_Exercise aim_. Report how many lines below contain the word "Oblacnost". Give only the number.

(Stored items)
◆ ◆ ◆ ◆ ◆

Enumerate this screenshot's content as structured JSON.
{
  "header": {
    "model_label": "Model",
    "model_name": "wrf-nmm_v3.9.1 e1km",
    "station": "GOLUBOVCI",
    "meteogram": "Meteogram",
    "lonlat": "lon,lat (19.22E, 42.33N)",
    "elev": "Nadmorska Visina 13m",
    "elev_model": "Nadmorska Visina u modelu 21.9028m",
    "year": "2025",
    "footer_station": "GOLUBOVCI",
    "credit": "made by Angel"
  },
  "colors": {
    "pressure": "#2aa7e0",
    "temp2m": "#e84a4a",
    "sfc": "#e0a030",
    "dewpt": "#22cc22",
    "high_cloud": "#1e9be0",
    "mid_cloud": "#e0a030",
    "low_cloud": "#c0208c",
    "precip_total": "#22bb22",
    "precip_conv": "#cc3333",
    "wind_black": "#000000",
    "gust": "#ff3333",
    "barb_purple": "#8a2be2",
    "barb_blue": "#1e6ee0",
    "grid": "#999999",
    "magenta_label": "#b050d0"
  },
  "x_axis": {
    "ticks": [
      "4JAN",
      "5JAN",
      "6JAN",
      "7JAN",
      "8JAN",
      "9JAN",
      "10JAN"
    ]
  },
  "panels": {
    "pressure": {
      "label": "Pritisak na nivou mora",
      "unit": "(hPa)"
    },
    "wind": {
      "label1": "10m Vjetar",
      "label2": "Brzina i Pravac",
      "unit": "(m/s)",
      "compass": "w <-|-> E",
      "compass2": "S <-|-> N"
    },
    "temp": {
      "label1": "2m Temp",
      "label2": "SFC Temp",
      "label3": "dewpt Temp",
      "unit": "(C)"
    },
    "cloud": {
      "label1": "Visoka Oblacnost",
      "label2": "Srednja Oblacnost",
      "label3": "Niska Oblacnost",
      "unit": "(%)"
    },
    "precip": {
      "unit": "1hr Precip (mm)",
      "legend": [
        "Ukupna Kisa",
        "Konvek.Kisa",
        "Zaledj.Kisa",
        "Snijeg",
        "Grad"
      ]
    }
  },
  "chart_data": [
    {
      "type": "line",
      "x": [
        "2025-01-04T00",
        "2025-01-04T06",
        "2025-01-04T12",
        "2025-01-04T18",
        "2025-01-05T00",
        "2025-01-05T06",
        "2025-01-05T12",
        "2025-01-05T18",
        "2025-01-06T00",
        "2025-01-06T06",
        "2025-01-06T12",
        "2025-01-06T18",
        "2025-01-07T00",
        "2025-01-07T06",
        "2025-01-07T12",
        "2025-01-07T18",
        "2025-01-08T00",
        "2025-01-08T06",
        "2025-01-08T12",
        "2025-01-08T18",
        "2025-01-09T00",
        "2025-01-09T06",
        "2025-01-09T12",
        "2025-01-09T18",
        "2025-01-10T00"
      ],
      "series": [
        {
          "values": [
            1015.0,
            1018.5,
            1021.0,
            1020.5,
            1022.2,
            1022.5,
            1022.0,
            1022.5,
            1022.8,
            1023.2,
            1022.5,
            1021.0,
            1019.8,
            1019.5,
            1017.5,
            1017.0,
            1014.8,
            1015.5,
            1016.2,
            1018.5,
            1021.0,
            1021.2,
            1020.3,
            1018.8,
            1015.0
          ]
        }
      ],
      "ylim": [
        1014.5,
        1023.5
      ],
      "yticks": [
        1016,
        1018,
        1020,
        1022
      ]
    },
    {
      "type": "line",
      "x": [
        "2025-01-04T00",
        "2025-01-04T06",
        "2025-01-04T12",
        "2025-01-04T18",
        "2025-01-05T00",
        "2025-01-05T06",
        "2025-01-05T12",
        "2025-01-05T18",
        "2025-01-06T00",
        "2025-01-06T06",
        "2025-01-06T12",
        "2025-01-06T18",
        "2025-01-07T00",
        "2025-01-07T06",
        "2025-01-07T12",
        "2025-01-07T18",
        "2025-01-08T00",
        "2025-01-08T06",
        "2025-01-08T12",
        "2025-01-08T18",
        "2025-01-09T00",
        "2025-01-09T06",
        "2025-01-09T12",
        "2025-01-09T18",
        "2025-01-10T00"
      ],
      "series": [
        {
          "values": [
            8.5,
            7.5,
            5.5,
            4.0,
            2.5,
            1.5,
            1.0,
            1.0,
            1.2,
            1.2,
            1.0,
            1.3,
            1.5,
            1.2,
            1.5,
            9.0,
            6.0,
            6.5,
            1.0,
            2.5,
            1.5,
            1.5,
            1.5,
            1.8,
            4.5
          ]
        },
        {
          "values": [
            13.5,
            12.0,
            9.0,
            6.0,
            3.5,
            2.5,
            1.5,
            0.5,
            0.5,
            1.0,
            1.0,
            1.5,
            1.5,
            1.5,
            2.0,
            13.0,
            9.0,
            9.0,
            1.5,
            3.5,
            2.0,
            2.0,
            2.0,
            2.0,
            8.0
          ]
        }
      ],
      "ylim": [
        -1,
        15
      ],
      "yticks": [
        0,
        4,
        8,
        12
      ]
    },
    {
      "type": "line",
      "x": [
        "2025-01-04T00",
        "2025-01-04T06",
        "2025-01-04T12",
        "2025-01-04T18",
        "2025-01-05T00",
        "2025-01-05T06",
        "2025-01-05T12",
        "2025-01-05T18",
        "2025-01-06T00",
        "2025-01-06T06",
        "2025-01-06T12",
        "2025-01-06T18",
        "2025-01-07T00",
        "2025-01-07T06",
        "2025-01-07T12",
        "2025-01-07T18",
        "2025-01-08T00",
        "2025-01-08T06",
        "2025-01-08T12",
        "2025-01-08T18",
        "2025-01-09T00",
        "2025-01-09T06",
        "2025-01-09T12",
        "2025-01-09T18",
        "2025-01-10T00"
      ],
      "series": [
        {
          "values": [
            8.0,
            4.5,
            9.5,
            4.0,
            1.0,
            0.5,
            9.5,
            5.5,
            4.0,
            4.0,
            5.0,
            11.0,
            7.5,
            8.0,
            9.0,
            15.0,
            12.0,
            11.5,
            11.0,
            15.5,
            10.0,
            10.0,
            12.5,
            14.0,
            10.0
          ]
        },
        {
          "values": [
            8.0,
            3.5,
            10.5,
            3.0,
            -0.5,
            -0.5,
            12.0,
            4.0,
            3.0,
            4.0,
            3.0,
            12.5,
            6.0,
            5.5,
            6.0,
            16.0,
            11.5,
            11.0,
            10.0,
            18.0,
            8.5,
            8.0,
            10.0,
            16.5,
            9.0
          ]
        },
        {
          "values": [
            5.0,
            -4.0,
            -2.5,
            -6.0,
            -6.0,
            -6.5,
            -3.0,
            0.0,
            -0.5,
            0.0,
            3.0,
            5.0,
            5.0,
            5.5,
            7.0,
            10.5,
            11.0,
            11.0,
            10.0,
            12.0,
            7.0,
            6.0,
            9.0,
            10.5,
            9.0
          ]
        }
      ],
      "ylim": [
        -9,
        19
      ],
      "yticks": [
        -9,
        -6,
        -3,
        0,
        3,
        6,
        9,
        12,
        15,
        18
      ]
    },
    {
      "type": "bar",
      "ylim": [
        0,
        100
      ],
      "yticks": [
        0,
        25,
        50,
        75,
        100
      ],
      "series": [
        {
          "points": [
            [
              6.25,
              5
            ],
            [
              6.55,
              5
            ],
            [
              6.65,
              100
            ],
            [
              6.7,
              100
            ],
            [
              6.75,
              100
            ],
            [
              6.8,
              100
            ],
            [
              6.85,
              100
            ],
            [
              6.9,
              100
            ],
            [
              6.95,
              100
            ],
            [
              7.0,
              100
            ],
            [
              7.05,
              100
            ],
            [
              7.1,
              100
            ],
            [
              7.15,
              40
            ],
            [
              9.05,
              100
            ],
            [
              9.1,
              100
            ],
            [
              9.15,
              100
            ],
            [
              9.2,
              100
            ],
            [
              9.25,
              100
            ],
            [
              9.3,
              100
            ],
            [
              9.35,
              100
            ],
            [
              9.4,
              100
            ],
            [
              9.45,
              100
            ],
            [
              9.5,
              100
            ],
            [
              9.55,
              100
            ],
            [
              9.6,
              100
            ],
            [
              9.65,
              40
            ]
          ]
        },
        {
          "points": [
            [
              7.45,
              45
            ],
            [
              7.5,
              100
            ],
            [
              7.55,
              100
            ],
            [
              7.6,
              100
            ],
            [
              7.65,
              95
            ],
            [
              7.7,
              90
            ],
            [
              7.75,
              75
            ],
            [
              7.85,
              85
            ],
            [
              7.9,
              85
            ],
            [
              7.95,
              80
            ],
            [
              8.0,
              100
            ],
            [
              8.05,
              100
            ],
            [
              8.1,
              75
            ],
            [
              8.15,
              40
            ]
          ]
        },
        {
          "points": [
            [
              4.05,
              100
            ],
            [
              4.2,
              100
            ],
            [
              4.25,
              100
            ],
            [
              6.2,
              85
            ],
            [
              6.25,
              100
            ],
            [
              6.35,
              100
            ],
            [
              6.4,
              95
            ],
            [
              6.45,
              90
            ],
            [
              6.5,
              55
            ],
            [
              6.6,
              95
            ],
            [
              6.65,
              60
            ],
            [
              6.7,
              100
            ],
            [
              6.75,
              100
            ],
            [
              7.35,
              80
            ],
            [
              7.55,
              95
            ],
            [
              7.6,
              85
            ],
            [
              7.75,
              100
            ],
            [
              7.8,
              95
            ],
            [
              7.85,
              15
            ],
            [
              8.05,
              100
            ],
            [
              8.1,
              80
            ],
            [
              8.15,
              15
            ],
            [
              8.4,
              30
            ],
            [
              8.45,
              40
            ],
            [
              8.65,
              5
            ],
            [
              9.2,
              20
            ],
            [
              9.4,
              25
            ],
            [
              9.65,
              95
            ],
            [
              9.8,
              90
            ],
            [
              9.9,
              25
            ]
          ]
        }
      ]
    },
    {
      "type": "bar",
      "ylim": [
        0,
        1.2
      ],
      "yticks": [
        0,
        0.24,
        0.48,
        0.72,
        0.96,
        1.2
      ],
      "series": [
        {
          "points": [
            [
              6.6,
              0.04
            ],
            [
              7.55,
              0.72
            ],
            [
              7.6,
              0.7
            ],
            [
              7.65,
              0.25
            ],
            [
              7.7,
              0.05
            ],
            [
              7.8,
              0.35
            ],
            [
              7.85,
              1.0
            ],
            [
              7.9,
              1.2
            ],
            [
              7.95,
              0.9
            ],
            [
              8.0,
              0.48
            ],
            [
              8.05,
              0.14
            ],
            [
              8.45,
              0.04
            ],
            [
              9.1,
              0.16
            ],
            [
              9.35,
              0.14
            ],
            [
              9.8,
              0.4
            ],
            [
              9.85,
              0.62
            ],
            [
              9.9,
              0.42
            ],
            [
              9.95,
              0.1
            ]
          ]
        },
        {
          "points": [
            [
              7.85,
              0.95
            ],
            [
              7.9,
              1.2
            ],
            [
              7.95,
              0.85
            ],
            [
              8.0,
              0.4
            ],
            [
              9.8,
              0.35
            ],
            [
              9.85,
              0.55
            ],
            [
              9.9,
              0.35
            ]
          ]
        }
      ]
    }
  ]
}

◆ ◆ ◆ ◆ ◆

_The solution_. 3